# Adapter auf RS232



## Didger (25 Dezember 2006)

Hallo liebe Leute, 

kann mir jemand weiter helfen und sagen was es für möglichkeiten gibt, eine RS 232 Schnittstelle an meinen PC zu zaubern? 

Ein USB auf Seriell habe ich schon mal gesehen. Gibt es da sonst noch (billigere) möglichkeiten die dies ermöglichen?


schöne Grüße 
Didger


----------



## kirk42 (25 Dezember 2006)

Hallo ,

wenn Du mit PC einen Desktop meinst kannst Du von div. Herstellern
eine PCI-Karte mit ser. Schnittstellen bekommen .

Wenn Du ein Laptop meinst gibt es noch die Lösung mit einer PCMCIA
 Karte serielle Schnittstellen nachzurüsten.

MfG und Frohe Weihnachten

ThomasF


----------



## dalbi (25 Dezember 2006)

Hallo,

schau mal unter http://www.horter.de/sps/rs232_usb/rs232_usb_1.html

Schöne Feiertage!

mfg
Daniel


----------



## Rainer Hönle (26 Dezember 2006)

------------------------------------------------------------------------

• Aufgabenstellung
Führen Sie den Forumsthread über eine RS232-Schnittstelle am PC an der Stelle fort, an der er endet.

------------------------------------------------------------------------

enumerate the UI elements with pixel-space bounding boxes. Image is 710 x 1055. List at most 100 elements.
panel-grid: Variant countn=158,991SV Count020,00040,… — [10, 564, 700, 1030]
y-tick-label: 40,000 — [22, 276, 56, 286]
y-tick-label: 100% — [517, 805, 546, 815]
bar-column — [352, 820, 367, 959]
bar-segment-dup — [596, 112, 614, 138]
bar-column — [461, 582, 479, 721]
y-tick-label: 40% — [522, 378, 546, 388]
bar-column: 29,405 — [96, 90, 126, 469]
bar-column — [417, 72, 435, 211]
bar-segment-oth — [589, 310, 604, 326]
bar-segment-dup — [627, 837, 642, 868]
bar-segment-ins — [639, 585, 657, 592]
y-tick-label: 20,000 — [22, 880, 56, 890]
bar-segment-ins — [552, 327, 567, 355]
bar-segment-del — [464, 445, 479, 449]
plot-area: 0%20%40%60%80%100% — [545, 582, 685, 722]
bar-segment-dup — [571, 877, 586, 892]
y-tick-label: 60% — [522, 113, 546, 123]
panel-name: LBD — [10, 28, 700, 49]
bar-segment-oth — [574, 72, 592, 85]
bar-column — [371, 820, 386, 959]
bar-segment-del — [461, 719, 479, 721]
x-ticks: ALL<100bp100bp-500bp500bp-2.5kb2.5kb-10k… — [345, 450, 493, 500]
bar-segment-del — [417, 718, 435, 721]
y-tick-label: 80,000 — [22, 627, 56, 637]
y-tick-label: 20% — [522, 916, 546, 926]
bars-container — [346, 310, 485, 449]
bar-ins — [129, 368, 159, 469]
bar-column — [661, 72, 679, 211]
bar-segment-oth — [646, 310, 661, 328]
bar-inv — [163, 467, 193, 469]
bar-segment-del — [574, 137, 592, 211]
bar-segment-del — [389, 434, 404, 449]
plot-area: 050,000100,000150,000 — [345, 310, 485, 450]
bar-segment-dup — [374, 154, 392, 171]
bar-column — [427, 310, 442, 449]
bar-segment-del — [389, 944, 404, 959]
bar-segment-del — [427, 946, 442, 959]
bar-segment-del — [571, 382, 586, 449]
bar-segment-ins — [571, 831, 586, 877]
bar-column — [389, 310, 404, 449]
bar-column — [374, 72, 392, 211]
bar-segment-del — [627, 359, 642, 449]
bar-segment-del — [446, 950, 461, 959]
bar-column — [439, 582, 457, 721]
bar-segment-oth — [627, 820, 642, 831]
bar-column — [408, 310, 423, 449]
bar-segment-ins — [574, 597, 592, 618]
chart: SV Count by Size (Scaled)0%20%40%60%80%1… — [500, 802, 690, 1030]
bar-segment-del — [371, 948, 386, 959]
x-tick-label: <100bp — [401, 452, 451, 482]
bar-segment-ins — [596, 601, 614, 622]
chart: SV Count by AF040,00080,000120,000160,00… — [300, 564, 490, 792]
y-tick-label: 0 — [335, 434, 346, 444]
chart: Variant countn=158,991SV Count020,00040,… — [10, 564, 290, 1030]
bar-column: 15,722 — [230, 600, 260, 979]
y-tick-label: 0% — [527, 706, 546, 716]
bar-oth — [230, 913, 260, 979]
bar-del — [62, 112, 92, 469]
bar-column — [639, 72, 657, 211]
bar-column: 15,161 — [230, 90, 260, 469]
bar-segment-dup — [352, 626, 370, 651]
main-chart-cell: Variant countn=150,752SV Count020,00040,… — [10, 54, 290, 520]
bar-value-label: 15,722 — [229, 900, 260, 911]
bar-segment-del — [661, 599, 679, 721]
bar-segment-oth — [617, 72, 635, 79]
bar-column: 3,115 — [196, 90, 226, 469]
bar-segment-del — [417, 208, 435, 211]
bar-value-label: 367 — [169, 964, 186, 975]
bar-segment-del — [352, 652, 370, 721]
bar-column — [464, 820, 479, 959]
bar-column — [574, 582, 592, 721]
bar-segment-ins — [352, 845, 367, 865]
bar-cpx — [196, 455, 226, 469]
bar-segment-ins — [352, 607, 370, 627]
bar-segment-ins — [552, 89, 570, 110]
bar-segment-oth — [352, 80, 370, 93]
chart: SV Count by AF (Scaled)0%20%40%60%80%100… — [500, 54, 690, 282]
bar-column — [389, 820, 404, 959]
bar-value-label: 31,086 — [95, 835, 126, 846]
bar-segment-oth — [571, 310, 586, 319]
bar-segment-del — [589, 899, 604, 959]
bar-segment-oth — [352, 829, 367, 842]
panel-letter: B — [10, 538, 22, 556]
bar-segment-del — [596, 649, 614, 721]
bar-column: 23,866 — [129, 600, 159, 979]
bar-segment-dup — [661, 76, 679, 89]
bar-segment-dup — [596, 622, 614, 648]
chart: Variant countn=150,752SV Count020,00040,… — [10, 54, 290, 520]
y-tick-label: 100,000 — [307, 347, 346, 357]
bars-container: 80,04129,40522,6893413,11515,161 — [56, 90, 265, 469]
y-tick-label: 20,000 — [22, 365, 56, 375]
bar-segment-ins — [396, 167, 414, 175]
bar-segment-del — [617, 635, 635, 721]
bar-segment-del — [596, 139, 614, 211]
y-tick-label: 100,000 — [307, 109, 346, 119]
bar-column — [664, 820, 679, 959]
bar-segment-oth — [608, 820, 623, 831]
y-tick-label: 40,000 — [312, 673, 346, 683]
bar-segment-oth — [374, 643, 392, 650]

------------------------------------------------------------------------

• Ergebnis der Aufgabe
Was billigeres als USB nach Seriell Konverter ist mir nicht bekannt. Es hängt aber auch davon ab, welche Software damit funktionieren soll. Original STEP5 ist dabei besonders wählerisch und akzeptiert nicht alle Umsetzer. Wenn nur reine Win32-Programme zum Einsatz kommen, ist alles viel einfacher.


----------



## Didger (26 Dezember 2006)

Danke für eure zahlreichen Antworten!

Es handelt sich bei mir um einen Laptop, die SPS welche ich programmieren will, ist von Omron. 

Weil es eben nur für mich eine einmalige Sache ist, dachte ich es gibt noch etwas günstigeres als so einen USB RS232 wandler. 

Ich werde mir wohl so einen besorgen.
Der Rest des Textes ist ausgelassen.